- WHAT YOU HAVE TO DO:
Wherever a line in the data below holds "высшего", copy that line.

Extracted data entries:
--------------------------------------------------
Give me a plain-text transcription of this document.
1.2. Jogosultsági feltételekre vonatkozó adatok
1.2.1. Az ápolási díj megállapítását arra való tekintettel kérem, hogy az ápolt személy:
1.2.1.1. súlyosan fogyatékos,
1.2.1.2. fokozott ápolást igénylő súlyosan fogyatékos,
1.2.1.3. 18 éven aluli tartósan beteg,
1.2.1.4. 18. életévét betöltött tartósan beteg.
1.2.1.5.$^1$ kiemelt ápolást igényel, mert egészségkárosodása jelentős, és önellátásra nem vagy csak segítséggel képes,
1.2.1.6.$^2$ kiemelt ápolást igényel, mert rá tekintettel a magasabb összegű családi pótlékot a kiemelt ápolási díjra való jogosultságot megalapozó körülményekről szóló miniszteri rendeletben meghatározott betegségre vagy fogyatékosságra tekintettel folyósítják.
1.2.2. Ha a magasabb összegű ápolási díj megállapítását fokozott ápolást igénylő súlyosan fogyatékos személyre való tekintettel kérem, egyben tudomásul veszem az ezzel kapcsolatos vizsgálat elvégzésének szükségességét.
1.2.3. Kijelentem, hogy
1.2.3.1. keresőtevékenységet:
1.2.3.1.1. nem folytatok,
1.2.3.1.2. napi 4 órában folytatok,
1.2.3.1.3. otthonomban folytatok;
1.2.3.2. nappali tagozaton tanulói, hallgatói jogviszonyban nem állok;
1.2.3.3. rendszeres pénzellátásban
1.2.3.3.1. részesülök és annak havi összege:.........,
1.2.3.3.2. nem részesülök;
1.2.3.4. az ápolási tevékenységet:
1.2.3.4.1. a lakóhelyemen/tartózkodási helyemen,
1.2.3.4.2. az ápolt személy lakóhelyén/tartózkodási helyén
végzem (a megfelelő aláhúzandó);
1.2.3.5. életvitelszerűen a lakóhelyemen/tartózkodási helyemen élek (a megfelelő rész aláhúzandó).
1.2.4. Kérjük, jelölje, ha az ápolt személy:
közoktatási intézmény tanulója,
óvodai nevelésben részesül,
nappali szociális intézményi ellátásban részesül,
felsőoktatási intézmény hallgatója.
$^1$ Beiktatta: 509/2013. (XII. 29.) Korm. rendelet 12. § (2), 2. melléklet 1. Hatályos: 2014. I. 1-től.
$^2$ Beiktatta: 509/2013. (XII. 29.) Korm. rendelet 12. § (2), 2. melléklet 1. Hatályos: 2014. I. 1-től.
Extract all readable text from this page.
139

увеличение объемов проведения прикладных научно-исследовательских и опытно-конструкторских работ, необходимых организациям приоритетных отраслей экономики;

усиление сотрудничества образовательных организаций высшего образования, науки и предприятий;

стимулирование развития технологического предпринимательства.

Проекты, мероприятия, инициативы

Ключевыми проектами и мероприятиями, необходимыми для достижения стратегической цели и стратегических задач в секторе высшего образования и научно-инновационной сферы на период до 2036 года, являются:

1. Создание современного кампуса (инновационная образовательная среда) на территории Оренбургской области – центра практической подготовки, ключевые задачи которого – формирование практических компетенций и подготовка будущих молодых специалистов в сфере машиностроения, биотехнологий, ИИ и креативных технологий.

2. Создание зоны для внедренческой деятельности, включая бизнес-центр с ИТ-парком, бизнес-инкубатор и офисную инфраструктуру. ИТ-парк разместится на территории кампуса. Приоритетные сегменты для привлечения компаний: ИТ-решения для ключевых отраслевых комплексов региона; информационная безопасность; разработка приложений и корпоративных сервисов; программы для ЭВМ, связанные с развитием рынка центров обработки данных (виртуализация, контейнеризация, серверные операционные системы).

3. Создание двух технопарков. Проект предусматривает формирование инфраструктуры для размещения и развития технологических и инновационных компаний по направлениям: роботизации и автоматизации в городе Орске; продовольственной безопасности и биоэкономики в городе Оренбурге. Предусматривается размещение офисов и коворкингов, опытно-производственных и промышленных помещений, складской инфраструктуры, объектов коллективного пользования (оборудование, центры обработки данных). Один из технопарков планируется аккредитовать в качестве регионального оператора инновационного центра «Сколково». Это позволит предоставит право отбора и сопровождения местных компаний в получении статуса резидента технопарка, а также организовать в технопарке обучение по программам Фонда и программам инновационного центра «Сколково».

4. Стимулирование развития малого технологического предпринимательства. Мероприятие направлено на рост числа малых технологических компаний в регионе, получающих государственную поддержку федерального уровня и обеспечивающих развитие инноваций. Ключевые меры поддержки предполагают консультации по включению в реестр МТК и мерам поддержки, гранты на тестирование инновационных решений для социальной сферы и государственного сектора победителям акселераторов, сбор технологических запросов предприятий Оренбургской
--------------------------------------------------
- EXERCISE OUTPUT:
усиление сотрудничества образовательных организаций высшего образования, науки и предприятий;
Ключевыми проектами и мероприятиями, необходимыми для достижения стратегической цели и стратегических задач в секторе высшего образования и научно-инновационной сферы на период до 2036 года, являются:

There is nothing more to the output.